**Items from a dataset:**
START

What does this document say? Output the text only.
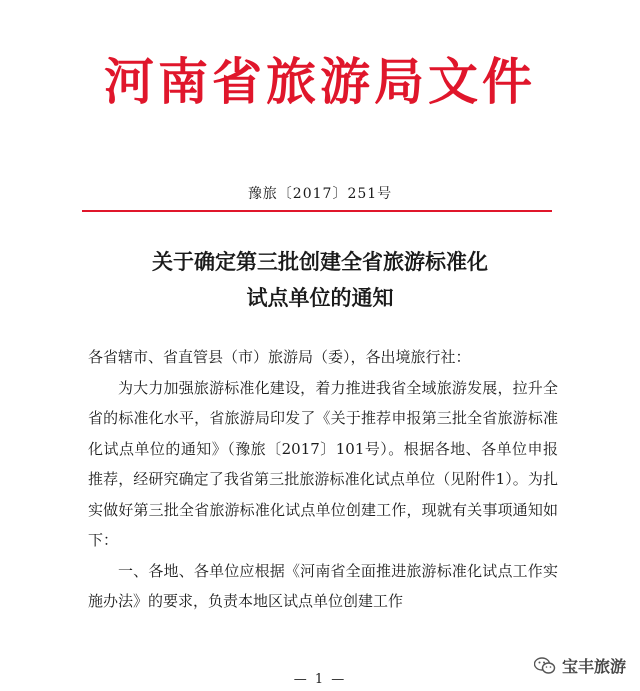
河南省旅游局文件
豫旅〔2017〕251号
关于确定第三批创建全省旅游标准化
试点单位的通知

各省辖市、省直管县（市）旅游局（委），各出境旅行社：

为大力加强旅游标准化建设，着力推进我省全域旅游发展，拉升全省的标准化水平，省旅游局印发了《关于推荐申报第三批全省旅游标准化试点单位的通知》（豫旅〔2017〕101号）。根据各地、各单位申报推荐，经研究确定了我省第三批旅游标准化试点单位（见附件1）。为扎实做好第三批全省旅游标准化试点单位创建工作，现就有关事项通知如下：

一、各地、各单位应根据《河南省全面推进旅游标准化试点工作实施办法》的要求，负责本地区试点单位创建工作

宝丰旅游
— 1 —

END

**EXERCISE OBJECTIVE:** Omit the pictures, and quote the material above exactly as given.

**FINISHED ANSWER:**
What does this document say? Output the text only.
河南省旅游局文件
豫旅〔2017〕251号
关于确定第三批创建全省旅游标准化
试点单位的通知

各省辖市、省直管县（市）旅游局（委），各出境旅行社：

为大力加强旅游标准化建设，着力推进我省全域旅游发展，拉升全省的标准化水平，省旅游局印发了《关于推荐申报第三批全省旅游标准化试点单位的通知》（豫旅〔2017〕101号）。根据各地、各单位申报推荐，经研究确定了我省第三批旅游标准化试点单位（见附件1）。为扎实做好第三批全省旅游标准化试点单位创建工作，现就有关事项通知如下：

一、各地、各单位应根据《河南省全面推进旅游标准化试点工作实施办法》的要求，负责本地区试点单位创建工作

宝丰旅游
— 1 —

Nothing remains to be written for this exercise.